SET TASK: Scan the records below for the word "randomly" and give only the number of lines that hold it.

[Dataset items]
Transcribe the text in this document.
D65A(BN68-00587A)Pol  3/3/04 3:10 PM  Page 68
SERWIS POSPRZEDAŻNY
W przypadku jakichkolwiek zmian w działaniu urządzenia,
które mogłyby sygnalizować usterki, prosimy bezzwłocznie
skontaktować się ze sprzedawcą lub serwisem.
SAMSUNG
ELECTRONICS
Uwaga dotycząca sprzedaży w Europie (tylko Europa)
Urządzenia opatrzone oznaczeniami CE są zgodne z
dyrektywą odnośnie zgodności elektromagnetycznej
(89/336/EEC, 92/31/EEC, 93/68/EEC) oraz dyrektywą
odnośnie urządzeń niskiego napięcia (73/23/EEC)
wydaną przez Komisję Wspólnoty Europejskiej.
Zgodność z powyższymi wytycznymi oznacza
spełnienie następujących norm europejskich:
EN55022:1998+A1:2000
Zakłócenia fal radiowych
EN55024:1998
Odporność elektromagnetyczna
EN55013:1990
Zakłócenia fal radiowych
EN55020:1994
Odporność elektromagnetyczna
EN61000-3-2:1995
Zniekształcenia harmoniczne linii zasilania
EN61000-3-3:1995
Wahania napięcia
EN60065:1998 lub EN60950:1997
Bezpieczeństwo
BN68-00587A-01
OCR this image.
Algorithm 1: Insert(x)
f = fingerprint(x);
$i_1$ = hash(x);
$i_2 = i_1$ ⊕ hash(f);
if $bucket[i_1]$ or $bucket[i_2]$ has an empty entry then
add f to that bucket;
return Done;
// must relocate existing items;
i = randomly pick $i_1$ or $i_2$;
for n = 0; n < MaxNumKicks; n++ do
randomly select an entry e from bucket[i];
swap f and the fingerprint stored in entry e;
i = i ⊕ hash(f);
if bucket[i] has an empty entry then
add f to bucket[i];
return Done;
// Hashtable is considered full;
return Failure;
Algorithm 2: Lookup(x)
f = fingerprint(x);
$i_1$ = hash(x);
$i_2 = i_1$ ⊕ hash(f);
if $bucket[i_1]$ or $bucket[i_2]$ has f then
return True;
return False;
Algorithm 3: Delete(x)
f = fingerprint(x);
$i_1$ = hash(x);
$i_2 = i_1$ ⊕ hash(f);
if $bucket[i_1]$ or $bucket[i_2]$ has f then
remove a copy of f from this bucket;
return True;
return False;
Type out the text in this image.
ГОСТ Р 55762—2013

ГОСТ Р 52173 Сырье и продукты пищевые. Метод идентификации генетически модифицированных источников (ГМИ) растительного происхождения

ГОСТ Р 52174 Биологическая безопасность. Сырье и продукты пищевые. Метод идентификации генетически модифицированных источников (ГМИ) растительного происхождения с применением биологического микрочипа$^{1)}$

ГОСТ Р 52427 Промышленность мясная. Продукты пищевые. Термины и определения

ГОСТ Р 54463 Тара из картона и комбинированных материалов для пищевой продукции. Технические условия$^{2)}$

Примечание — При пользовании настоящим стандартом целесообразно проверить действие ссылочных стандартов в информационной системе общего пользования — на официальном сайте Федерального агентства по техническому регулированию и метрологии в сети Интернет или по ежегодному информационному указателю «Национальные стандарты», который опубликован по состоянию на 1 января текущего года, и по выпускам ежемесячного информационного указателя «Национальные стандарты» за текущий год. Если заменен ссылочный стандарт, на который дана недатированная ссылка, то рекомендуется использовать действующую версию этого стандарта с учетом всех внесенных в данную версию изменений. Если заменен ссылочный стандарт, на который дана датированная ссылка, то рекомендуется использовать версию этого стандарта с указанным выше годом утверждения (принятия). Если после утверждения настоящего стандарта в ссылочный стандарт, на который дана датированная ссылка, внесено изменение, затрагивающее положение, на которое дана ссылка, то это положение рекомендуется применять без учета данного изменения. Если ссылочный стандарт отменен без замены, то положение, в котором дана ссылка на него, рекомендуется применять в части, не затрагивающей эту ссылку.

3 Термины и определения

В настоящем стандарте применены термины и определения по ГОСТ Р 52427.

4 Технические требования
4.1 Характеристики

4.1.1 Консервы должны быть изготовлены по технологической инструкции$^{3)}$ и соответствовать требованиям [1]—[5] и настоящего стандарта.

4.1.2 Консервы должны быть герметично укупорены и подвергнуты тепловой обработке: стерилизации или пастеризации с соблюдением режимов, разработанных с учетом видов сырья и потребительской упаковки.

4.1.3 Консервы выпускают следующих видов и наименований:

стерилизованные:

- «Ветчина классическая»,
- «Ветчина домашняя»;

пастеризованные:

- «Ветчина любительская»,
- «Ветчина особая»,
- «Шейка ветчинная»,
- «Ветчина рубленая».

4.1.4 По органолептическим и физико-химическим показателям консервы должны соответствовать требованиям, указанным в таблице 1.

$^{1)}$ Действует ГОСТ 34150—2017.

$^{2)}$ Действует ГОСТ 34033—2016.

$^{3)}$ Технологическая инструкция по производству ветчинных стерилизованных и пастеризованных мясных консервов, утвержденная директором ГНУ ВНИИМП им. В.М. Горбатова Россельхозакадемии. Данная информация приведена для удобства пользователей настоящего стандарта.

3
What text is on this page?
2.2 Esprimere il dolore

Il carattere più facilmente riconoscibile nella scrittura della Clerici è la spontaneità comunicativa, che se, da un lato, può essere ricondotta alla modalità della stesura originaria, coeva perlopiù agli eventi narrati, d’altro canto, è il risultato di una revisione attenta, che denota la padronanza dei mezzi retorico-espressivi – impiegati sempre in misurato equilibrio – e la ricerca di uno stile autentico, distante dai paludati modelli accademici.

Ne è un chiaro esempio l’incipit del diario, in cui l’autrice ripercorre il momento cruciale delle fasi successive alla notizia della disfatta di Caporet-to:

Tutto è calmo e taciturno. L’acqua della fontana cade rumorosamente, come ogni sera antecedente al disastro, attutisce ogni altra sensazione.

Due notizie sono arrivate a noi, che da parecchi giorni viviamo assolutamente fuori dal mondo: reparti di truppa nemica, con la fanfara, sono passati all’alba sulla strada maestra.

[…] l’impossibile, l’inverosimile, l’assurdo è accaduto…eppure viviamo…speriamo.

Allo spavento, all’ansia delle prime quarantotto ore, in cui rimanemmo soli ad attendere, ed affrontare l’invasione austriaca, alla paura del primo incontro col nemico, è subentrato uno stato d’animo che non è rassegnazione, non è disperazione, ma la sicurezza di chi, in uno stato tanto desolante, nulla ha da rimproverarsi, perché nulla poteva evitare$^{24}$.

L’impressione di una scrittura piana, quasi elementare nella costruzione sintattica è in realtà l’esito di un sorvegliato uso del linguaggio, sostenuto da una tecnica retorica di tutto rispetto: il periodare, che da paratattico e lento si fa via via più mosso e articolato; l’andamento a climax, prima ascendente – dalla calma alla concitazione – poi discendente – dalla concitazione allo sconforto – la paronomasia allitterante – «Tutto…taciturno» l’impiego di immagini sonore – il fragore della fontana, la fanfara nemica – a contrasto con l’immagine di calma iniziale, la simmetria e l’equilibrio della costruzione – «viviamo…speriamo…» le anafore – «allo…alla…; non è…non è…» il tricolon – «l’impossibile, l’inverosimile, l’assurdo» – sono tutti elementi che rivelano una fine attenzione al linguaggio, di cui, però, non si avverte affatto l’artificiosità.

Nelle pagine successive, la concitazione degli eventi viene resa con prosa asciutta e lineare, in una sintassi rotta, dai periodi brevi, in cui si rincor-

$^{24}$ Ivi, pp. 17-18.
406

FINISHED ANSWER: 2